----- Text
# Hyperparameter Tuning of Adaboost Algorithm Using Various Methods

Are you curious about why AdaBoost is so popular and how to do hyperparameter tuning of AdaBoost? Well, stay with the article!

The Adaboost algorithm is a type of boosting algorithm. Boosting algorithms are ensembling learning algorithms that create many weak learners and combine them to build a strong predictive model. Adaboost algorithm works in a similar way, it creates sequences of models where each model is better than the previous one in making predictions. In this article, we will discuss how the Adaboosting algorithm works and will apply the Adaboost algorithm to different types of datasets. Moreover, we will also learn various hyperparameter tuning methods in order to get an optimized Adaboost model.

This is the first boosting algorithm that we will cover in the popular boosting algorithms sections. We assume that you have a solid knowledge of Machine learning and some of its basic concepts and have a deep understanding of decision trees and random forests as the Adaboost uses decision trees as weak learners.

## What is the AdaBoost Algorithm?

Adaboost is a short form of an adaptive boost algorithm. It is a type of supervised machine-learning algorithm that can be used for both regression and classification problems. As being boosting algorithm, the Adaboost algorithm combines many weak predictive models to come up with a final strong predictive model.

The Adaboost can use any classifier as a weak learner and combine them to form an optimum model but the most commonly used weak classifier in the Adaboost algorithm is the one-level decision tree known as the decision stump.

### How does the AdaBoost Algorithm Work?

Now let us understand the working of the Adaboost algorithm. As we know, the Adaboost algorithm uses decision stumps as a weak learner and these decision stumps are similar to the random forests which are not fully grown. There are three most important concepts about the working of the Ada boost algorithm.

1. Adaboost combines many stumps (weak learners) to build a strong predictive model.
2. Some stumps have more contribution to the final predictive model than others.
----------
----- Recorded data
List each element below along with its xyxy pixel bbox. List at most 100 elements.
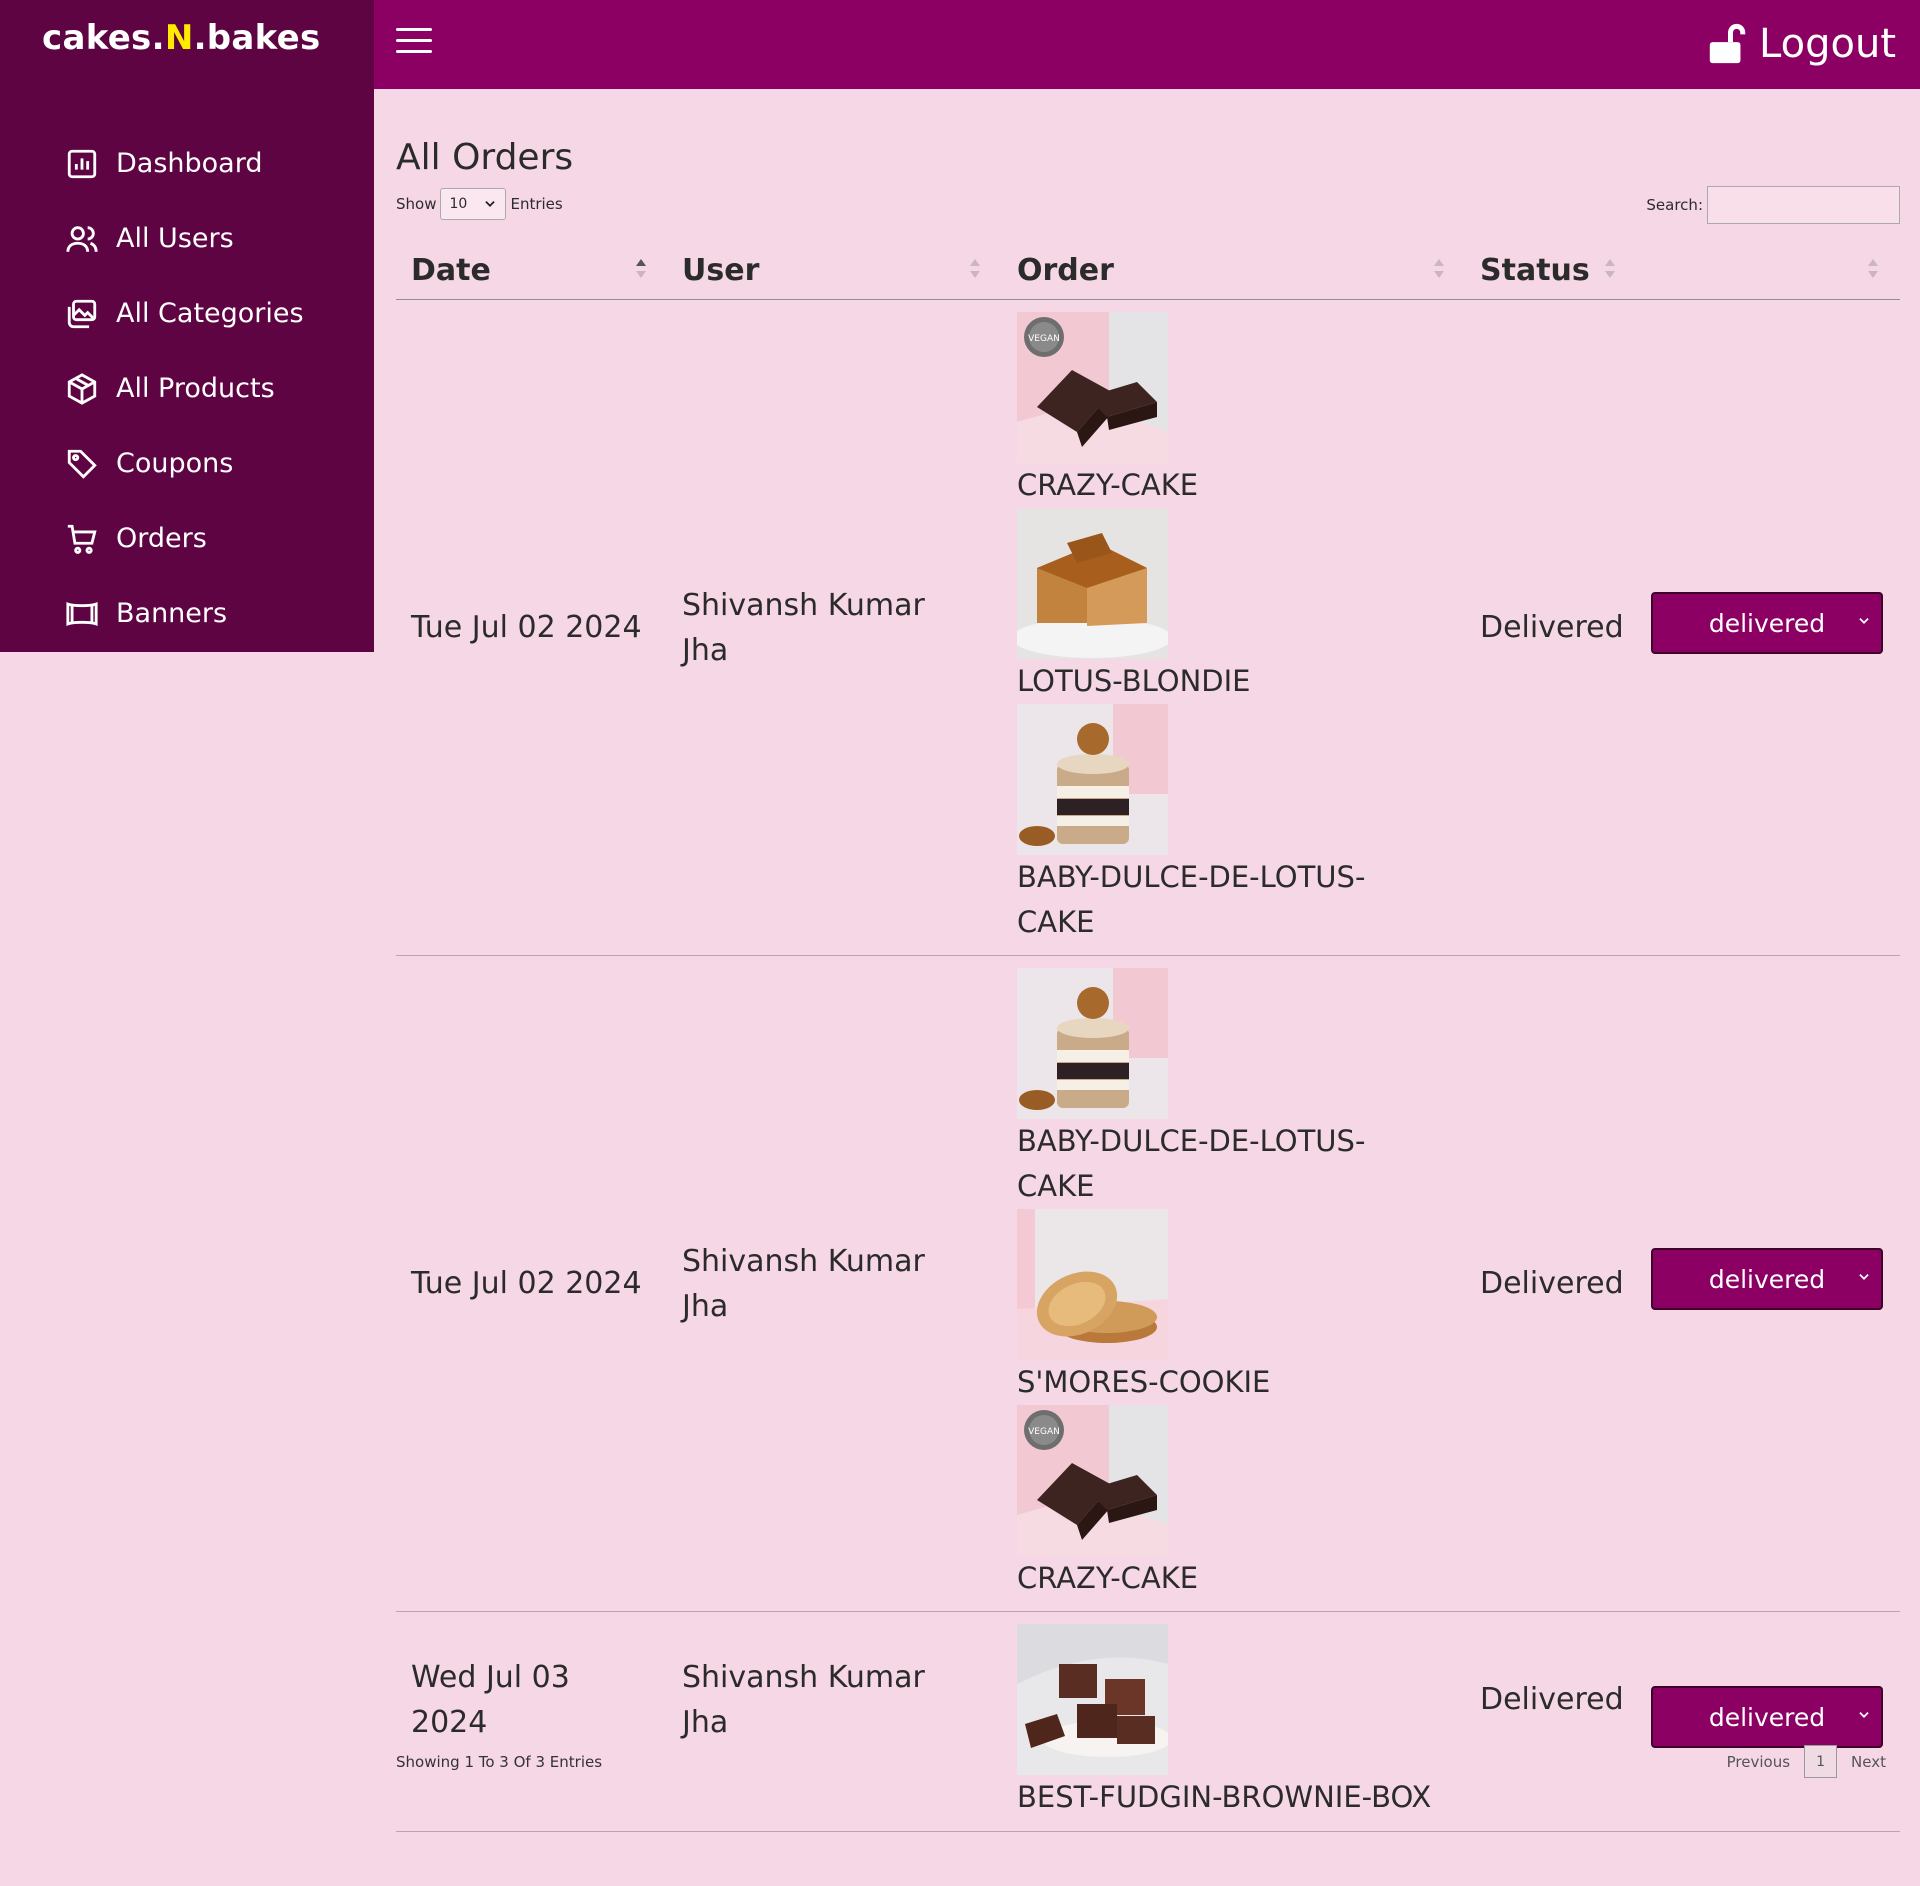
product-name: LOTUS-BLONDIE [1017,664,1251,698]
entries-length-control: Show 10 Entries [396,188,563,220]
baby-dulce-cake-image [1017,968,1168,1119]
search-label: Search: [1646,196,1703,214]
product-name: BABY-DULCE-DE-LOTUS-CAKE [1017,860,1366,939]
brownie-box-image [1017,1624,1168,1775]
smores-cookie-image [1017,1209,1168,1360]
order-status-text: Delivered [1480,1266,1624,1301]
product-name: BABY-DULCE-DE-LOTUS-CAKE [1017,1124,1366,1203]
page-1-button[interactable]: 1 [1804,1745,1838,1778]
sort-icon [1434,257,1444,283]
column-header-status[interactable]: Status [1480,241,1590,299]
table-row: Wed Jul 03 2024 Shivansh Kumar Jha BEST-… [396,1612,1900,1832]
order-user: Shivansh Kumar Jha [682,588,925,668]
sidebar-item-label: Coupons [116,448,234,479]
product-item: VEGAN CRAZY-CAKE [1017,312,1397,508]
menu-toggle-icon[interactable] [396,28,432,58]
categories-icon [64,296,100,332]
page-title: All Orders [396,137,574,178]
sidebar-item-label: All Users [116,223,234,254]
brand-logo[interactable]: cakes.N.bakes [42,18,321,58]
next-page-button[interactable]: Next [1837,1753,1900,1771]
entries-select-value: 10 [449,196,468,212]
order-user: Shivansh Kumar Jha [682,1244,925,1324]
box-icon [64,371,100,407]
product-item: BABY-DULCE-DE-LOTUS-CAKE [1017,704,1397,945]
crazy-cake-image: VEGAN [1017,1405,1168,1556]
previous-page-button[interactable]: Previous [1713,1753,1804,1771]
product-item: VEGAN CRAZY-CAKE [1017,1405,1397,1601]
status-select[interactable]: delivered [1651,592,1883,654]
sidebar-nav: Dashboard All Users All Categories All P… [0,126,374,651]
chevron-down-icon [485,201,496,207]
product-name: S'MORES-COOKIE [1017,1365,1271,1399]
column-header-order[interactable]: Order [1017,241,1114,299]
status-select[interactable]: delivered [1651,1686,1883,1748]
order-user: Shivansh Kumar Jha [682,1660,925,1740]
sidebar-item-all-products[interactable]: All Products [0,351,374,426]
order-products: VEGAN CRAZY-CAKE LOTUS-BLONDIE BABY-DULC… [1017,312,1397,945]
sidebar-item-banners[interactable]: Banners [0,576,374,651]
order-products: BABY-DULCE-DE-LOTUS-CAKE S'MORES-COOKIE … [1017,968,1397,1601]
search-control: Search: [1646,186,1900,224]
chevron-down-icon [1859,1712,1869,1718]
sort-icon [1605,257,1615,283]
svg-text:VEGAN: VEGAN [1028,334,1060,344]
product-item: S'MORES-COOKIE [1017,1209,1397,1405]
order-date: Tue Jul 02 2024 [411,1266,642,1301]
sidebar-item-label: All Categories [116,298,304,329]
entries-label: Entries [510,195,563,213]
logout-button[interactable]: Logout [1705,18,1896,70]
show-label: Show [396,195,437,213]
sort-asc-icon [636,257,646,283]
order-status-text: Delivered [1480,1682,1624,1717]
unlock-icon [1709,23,1746,64]
sidebar-item-label: Banners [116,598,228,629]
column-header-label: User [682,252,760,288]
status-select-value: delivered [1708,1702,1826,1732]
column-header-label: Date [411,252,491,288]
order-status-text: Delivered [1480,610,1624,645]
column-header-label: Order [1017,252,1114,288]
sidebar-item-all-categories[interactable]: All Categories [0,276,374,351]
pagination: Previous 1 Next [1713,1745,1900,1778]
lotus-blondie-image [1017,508,1168,659]
search-input[interactable] [1707,186,1900,224]
product-item: LOTUS-BLONDIE [1017,508,1397,704]
chevron-down-icon [1859,618,1869,624]
status-select-value: delivered [1708,608,1826,638]
product-name: BEST-FUDGIN-BROWNIE-BOX [1017,1780,1432,1814]
status-select-value: delivered [1708,1264,1826,1294]
sidebar-item-all-users[interactable]: All Users [0,201,374,276]
product-name: CRAZY-CAKE [1017,468,1199,502]
entries-select[interactable]: 10 [440,188,507,220]
product-item: BABY-DULCE-DE-LOTUS-CAKE [1017,968,1397,1209]
crazy-cake-image: VEGAN [1017,312,1168,463]
logout-label: Logout [1759,21,1896,67]
tag-icon [64,446,100,482]
banner-icon [64,596,100,632]
table-row: Tue Jul 02 2024 Shivansh Kumar Jha VEGAN… [396,300,1900,956]
sidebar-item-dashboard[interactable]: Dashboard [0,126,374,201]
chevron-down-icon [1859,1274,1869,1280]
baby-dulce-cake-image [1017,704,1168,855]
cart-icon [64,521,100,557]
sidebar-item-label: All Products [116,373,275,404]
top-bar: Logout [374,0,1920,89]
column-header-user[interactable]: User [682,241,759,299]
product-name: CRAZY-CAKE [1017,1561,1199,1595]
column-header-date[interactable]: Date [411,241,491,299]
status-select[interactable]: delivered [1651,1248,1883,1310]
sidebar-item-label: Dashboard [116,148,263,179]
sort-icon [1868,257,1878,283]
sidebar-item-label: Orders [116,523,207,554]
table-header: Date User Order Status [396,241,1900,300]
column-header-label: Status [1480,252,1590,288]
svg-text:VEGAN: VEGAN [1028,1427,1060,1437]
sidebar-item-orders[interactable]: Orders [0,501,374,576]
sidebar-item-coupons[interactable]: Coupons [0,426,374,501]
order-date: Wed Jul 03 2024 [411,1660,570,1740]
users-icon [64,221,100,257]
table-info: Showing 1 To 3 Of 3 Entries [396,1753,603,1771]
order-products: BEST-FUDGIN-BROWNIE-BOX [1017,1624,1431,1820]
table-row: Tue Jul 02 2024 Shivansh Kumar Jha BABY-… [396,956,1900,1612]
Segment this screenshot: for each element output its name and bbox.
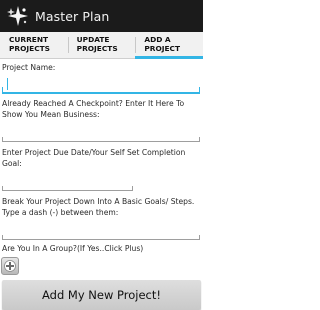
add-member-icon: [4, 260, 16, 272]
due-date-label: Enter Project Due Date/Your Self Set Com…: [2, 148, 186, 168]
tab-current-projects[interactable]: Current Projects: [0, 32, 68, 58]
due-date-input[interactable]: [2, 169, 133, 191]
add-member-button[interactable]: [1, 257, 19, 275]
checkpoint-label: Already Reached A Checkpoint? Enter It H…: [2, 99, 185, 119]
steps-label: Break Your Project Down Into A Basic Goa…: [2, 197, 195, 217]
project-name-input[interactable]: [2, 72, 200, 94]
sparkle-app-icon: [7, 6, 28, 26]
tab-bar: Current Projects Update Projects Add A P…: [0, 32, 203, 59]
tab-add-project[interactable]: Add A Project: [135, 32, 203, 59]
add-project-button[interactable]: Add My New Project!: [2, 280, 201, 310]
text-cursor: [7, 78, 8, 90]
action-bar: Master Plan: [0, 0, 203, 32]
steps-input[interactable]: [2, 218, 200, 240]
tab-update-projects[interactable]: Update Projects: [67, 32, 136, 58]
app-title: Master Plan: [35, 8, 110, 24]
group-label: Are You In A Group?(If Yes..Click Plus): [2, 244, 144, 253]
checkpoint-input[interactable]: [2, 120, 200, 142]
----------
» **Your objective**: Repeat word for word the part of the AdaBoost article starting with "## What is the" and going on through "the decision stump.". Work from the AdaBoost article alone, not from the entries.

» **Expected answer**:
## What is the AdaBoost Algorithm?

Adaboost is a short form of an adaptive boost algorithm. It is a type of supervised machine-learning algorithm that can be used for both regression and classification problems. As being boosting algorithm, the Adaboost algorithm combines many weak predictive models to come up with a final strong predictive model.

The Adaboost can use any classifier as a weak learner and combine them to form an optimum model but the most commonly used weak classifier in the Adaboost algorithm is the one-level decision tree known as the decision stump.